** Start Stored rows **

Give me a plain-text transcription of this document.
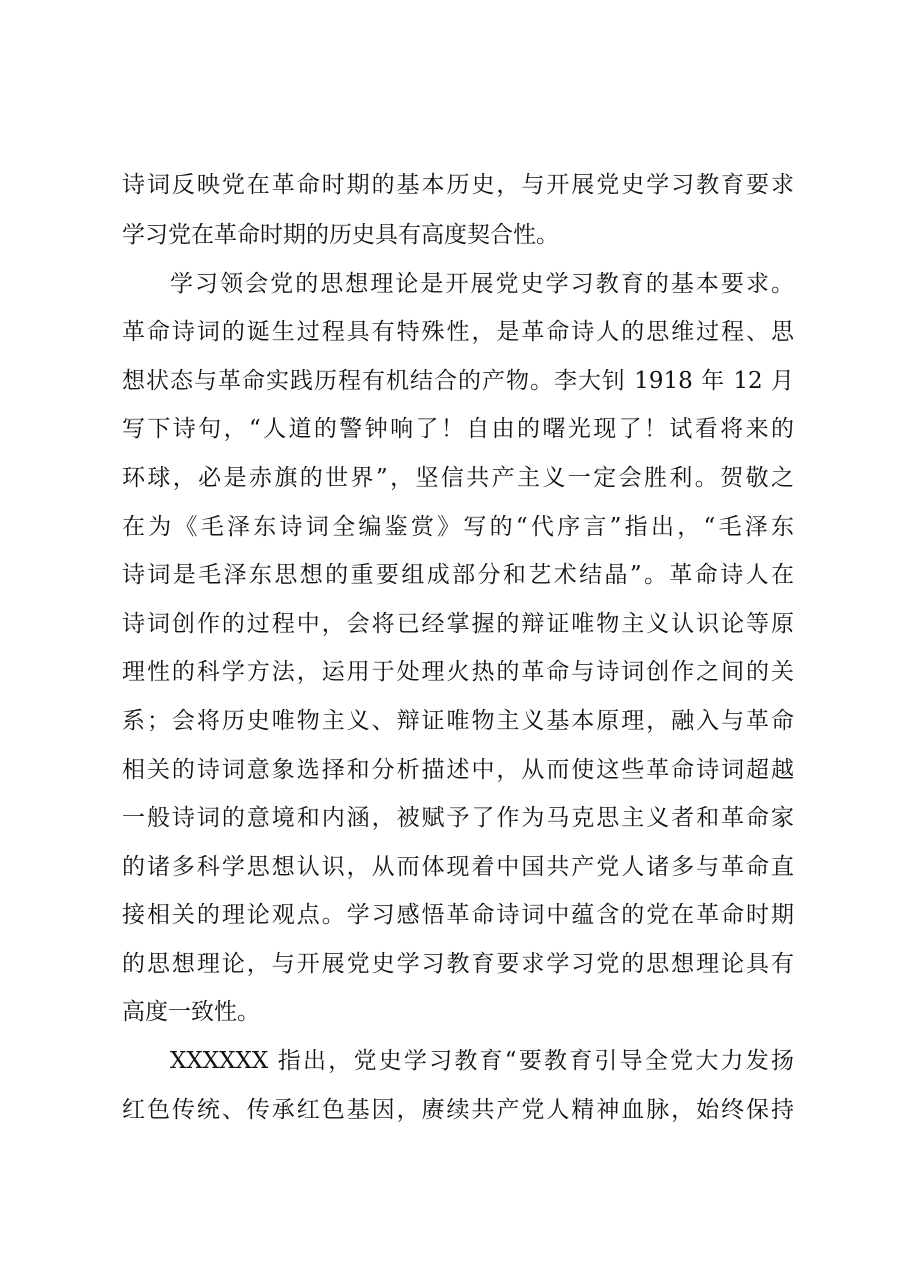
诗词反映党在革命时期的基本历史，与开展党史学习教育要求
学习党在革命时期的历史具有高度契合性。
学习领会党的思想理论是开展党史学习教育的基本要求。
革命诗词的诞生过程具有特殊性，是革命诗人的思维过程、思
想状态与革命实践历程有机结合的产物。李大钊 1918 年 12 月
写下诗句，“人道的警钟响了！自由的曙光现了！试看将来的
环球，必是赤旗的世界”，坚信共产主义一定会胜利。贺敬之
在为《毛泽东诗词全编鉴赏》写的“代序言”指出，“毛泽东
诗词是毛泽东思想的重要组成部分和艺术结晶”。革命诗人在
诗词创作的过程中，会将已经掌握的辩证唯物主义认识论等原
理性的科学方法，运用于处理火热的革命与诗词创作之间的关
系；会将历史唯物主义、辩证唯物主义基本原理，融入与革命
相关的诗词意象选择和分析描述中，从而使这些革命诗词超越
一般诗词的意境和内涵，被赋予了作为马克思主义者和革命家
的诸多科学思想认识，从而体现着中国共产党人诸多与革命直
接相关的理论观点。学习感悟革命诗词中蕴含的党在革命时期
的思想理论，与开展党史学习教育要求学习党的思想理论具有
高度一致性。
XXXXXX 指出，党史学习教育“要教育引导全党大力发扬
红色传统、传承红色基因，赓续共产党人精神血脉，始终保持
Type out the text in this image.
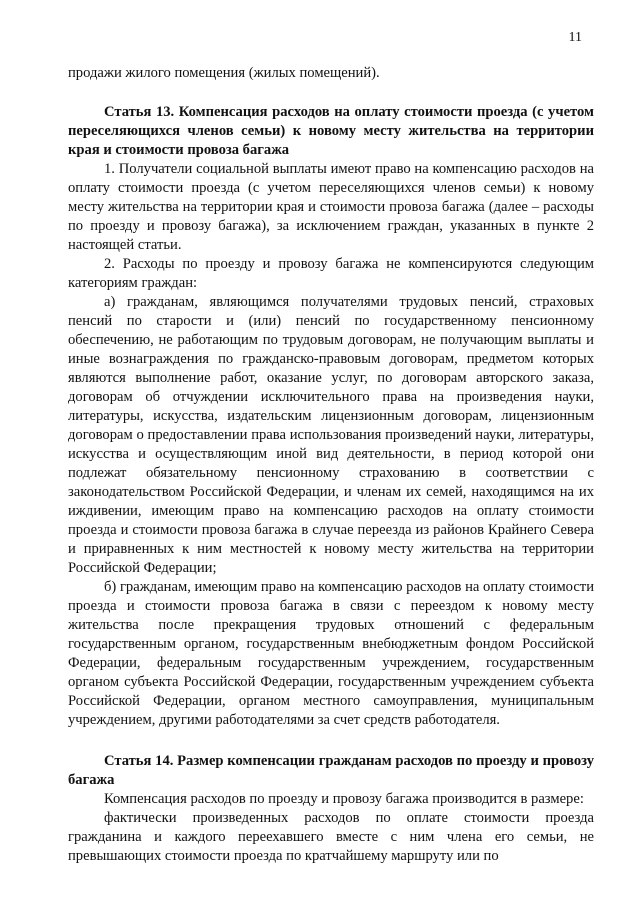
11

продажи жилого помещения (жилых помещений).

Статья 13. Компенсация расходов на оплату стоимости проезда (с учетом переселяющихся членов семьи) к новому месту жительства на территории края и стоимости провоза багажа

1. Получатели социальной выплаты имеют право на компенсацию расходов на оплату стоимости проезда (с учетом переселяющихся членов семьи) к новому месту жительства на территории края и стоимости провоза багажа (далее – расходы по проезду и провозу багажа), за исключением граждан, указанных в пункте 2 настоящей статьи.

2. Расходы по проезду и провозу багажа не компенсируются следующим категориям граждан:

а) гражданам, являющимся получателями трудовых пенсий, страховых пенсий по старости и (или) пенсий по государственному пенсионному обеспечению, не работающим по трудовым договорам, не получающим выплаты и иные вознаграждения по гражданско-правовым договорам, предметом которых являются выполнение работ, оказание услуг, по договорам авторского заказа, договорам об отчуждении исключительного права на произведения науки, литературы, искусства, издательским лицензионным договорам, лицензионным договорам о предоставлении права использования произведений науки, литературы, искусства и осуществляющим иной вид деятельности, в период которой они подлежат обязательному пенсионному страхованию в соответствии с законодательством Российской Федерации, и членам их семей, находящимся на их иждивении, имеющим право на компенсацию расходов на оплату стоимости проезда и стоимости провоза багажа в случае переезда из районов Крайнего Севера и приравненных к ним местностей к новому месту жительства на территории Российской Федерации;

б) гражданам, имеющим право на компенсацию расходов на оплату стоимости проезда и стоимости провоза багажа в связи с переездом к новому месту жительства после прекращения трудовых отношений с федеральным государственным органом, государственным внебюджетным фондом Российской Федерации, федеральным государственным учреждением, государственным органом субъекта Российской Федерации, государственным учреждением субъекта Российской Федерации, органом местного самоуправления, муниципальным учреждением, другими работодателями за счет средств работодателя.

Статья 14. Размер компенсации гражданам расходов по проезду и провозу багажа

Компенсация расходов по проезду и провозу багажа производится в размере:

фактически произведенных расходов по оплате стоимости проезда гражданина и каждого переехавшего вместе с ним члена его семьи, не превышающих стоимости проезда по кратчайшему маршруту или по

** End Stored rows **

* What you need to do
What comes back should match the records exactly, minus any pictures.

* Finished task
Give me a plain-text transcription of this document.
诗词反映党在革命时期的基本历史，与开展党史学习教育要求
学习党在革命时期的历史具有高度契合性。
学习领会党的思想理论是开展党史学习教育的基本要求。
革命诗词的诞生过程具有特殊性，是革命诗人的思维过程、思
想状态与革命实践历程有机结合的产物。李大钊 1918 年 12 月
写下诗句，“人道的警钟响了！自由的曙光现了！试看将来的
环球，必是赤旗的世界”，坚信共产主义一定会胜利。贺敬之
在为《毛泽东诗词全编鉴赏》写的“代序言”指出，“毛泽东
诗词是毛泽东思想的重要组成部分和艺术结晶”。革命诗人在
诗词创作的过程中，会将已经掌握的辩证唯物主义认识论等原
理性的科学方法，运用于处理火热的革命与诗词创作之间的关
系；会将历史唯物主义、辩证唯物主义基本原理，融入与革命
相关的诗词意象选择和分析描述中，从而使这些革命诗词超越
一般诗词的意境和内涵，被赋予了作为马克思主义者和革命家
的诸多科学思想认识，从而体现着中国共产党人诸多与革命直
接相关的理论观点。学习感悟革命诗词中蕴含的党在革命时期
的思想理论，与开展党史学习教育要求学习党的思想理论具有
高度一致性。
XXXXXX 指出，党史学习教育“要教育引导全党大力发扬
红色传统、传承红色基因，赓续共产党人精神血脉，始终保持
Type out the text in this image.
11

продажи жилого помещения (жилых помещений).

Статья 13. Компенсация расходов на оплату стоимости проезда (с учетом переселяющихся членов семьи) к новому месту жительства на территории края и стоимости провоза багажа

1. Получатели социальной выплаты имеют право на компенсацию расходов на оплату стоимости проезда (с учетом переселяющихся членов семьи) к новому месту жительства на территории края и стоимости провоза багажа (далее – расходы по проезду и провозу багажа), за исключением граждан, указанных в пункте 2 настоящей статьи.

2. Расходы по проезду и провозу багажа не компенсируются следующим категориям граждан:

а) гражданам, являющимся получателями трудовых пенсий, страховых пенсий по старости и (или) пенсий по государственному пенсионному обеспечению, не работающим по трудовым договорам, не получающим выплаты и иные вознаграждения по гражданско-правовым договорам, предметом которых являются выполнение работ, оказание услуг, по договорам авторского заказа, договорам об отчуждении исключительного права на произведения науки, литературы, искусства, издательским лицензионным договорам, лицензионным договорам о предоставлении права использования произведений науки, литературы, искусства и осуществляющим иной вид деятельности, в период которой они подлежат обязательному пенсионному страхованию в соответствии с законодательством Российской Федерации, и членам их семей, находящимся на их иждивении, имеющим право на компенсацию расходов на оплату стоимости проезда и стоимости провоза багажа в случае переезда из районов Крайнего Севера и приравненных к ним местностей к новому месту жительства на территории Российской Федерации;

б) гражданам, имеющим право на компенсацию расходов на оплату стоимости проезда и стоимости провоза багажа в связи с переездом к новому месту жительства после прекращения трудовых отношений с федеральным государственным органом, государственным внебюджетным фондом Российской Федерации, федеральным государственным учреждением, государственным органом субъекта Российской Федерации, государственным учреждением субъекта Российской Федерации, органом местного самоуправления, муниципальным учреждением, другими работодателями за счет средств работодателя.

Статья 14. Размер компенсации гражданам расходов по проезду и провозу багажа

Компенсация расходов по проезду и провозу багажа производится в размере:

фактически произведенных расходов по оплате стоимости проезда гражданина и каждого переехавшего вместе с ним члена его семьи, не превышающих стоимости проезда по кратчайшему маршруту или по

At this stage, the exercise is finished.